_Your objective_: Write out the records below word for word, please.

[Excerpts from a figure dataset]
════════════════

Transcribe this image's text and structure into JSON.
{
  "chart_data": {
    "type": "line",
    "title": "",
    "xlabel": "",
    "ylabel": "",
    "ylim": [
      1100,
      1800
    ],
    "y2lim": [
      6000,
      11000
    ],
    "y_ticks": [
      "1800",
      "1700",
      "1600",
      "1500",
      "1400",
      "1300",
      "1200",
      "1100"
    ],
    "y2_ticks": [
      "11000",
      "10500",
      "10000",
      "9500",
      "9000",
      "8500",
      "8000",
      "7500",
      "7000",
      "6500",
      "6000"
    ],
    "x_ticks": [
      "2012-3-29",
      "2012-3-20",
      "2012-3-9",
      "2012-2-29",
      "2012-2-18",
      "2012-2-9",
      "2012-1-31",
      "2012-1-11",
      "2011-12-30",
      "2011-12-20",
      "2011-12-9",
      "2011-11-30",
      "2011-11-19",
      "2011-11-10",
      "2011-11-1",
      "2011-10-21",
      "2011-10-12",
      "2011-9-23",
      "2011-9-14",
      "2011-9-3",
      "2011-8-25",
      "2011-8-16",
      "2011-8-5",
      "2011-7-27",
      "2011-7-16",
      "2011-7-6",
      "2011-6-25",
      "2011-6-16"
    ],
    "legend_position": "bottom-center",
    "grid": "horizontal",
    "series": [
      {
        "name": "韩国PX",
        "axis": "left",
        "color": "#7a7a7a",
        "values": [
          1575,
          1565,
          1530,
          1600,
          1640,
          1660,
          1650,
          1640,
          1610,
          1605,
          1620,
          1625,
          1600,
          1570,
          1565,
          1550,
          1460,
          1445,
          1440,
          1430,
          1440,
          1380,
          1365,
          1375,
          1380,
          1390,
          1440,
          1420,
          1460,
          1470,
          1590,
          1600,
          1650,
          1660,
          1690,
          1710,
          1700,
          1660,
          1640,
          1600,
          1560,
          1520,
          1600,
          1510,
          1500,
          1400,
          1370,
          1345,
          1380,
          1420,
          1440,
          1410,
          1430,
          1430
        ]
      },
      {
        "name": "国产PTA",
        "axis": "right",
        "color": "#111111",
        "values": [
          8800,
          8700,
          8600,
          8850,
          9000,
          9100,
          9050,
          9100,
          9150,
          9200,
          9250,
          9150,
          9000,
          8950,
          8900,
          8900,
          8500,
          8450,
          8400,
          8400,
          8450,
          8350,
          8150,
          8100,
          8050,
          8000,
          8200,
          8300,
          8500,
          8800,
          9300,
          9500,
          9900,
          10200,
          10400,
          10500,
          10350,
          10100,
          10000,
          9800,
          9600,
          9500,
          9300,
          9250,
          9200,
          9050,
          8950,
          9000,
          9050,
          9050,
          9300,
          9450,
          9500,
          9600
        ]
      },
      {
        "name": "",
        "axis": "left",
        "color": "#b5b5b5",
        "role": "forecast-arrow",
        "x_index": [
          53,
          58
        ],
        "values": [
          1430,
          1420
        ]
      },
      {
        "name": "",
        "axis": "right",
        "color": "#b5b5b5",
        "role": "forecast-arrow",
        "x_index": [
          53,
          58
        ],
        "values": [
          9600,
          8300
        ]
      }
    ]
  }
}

════════════════

_Result below_:
Transcribe this image's text and structure into JSON.
{
  "chart_data": {
    "type": "line",
    "title": "",
    "xlabel": "",
    "ylabel": "",
    "ylim": [
      1100,
      1800
    ],
    "y2lim": [
      6000,
      11000
    ],
    "y_ticks": [
      "1800",
      "1700",
      "1600",
      "1500",
      "1400",
      "1300",
      "1200",
      "1100"
    ],
    "y2_ticks": [
      "11000",
      "10500",
      "10000",
      "9500",
      "9000",
      "8500",
      "8000",
      "7500",
      "7000",
      "6500",
      "6000"
    ],
    "x_ticks": [
      "2012-3-29",
      "2012-3-20",
      "2012-3-9",
      "2012-2-29",
      "2012-2-18",
      "2012-2-9",
      "2012-1-31",
      "2012-1-11",
      "2011-12-30",
      "2011-12-20",
      "2011-12-9",
      "2011-11-30",
      "2011-11-19",
      "2011-11-10",
      "2011-11-1",
      "2011-10-21",
      "2011-10-12",
      "2011-9-23",
      "2011-9-14",
      "2011-9-3",
      "2011-8-25",
      "2011-8-16",
      "2011-8-5",
      "2011-7-27",
      "2011-7-16",
      "2011-7-6",
      "2011-6-25",
      "2011-6-16"
    ],
    "legend_position": "bottom-center",
    "grid": "horizontal",
    "series": [
      {
        "name": "韩国PX",
        "axis": "left",
        "color": "#7a7a7a",
        "values": [
          1575,
          1565,
          1530,
          1600,
          1640,
          1660,
          1650,
          1640,
          1610,
          1605,
          1620,
          1625,
          1600,
          1570,
          1565,
          1550,
          1460,
          1445,
          1440,
          1430,
          1440,
          1380,
          1365,
          1375,
          1380,
          1390,
          1440,
          1420,
          1460,
          1470,
          1590,
          1600,
          1650,
          1660,
          1690,
          1710,
          1700,
          1660,
          1640,
          1600,
          1560,
          1520,
          1600,
          1510,
          1500,
          1400,
          1370,
          1345,
          1380,
          1420,
          1440,
          1410,
          1430,
          1430
        ]
      },
      {
        "name": "国产PTA",
        "axis": "right",
        "color": "#111111",
        "values": [
          8800,
          8700,
          8600,
          8850,
          9000,
          9100,
          9050,
          9100,
          9150,
          9200,
          9250,
          9150,
          9000,
          8950,
          8900,
          8900,
          8500,
          8450,
          8400,
          8400,
          8450,
          8350,
          8150,
          8100,
          8050,
          8000,
          8200,
          8300,
          8500,
          8800,
          9300,
          9500,
          9900,
          10200,
          10400,
          10500,
          10350,
          10100,
          10000,
          9800,
          9600,
          9500,
          9300,
          9250,
          9200,
          9050,
          8950,
          9000,
          9050,
          9050,
          9300,
          9450,
          9500,
          9600
        ]
      },
      {
        "name": "",
        "axis": "left",
        "color": "#b5b5b5",
        "role": "forecast-arrow",
        "x_index": [
          53,
          58
        ],
        "values": [
          1430,
          1420
        ]
      },
      {
        "name": "",
        "axis": "right",
        "color": "#b5b5b5",
        "role": "forecast-arrow",
        "x_index": [
          53,
          58
        ],
        "values": [
          9600,
          8300
        ]
      }
    ]
  }
}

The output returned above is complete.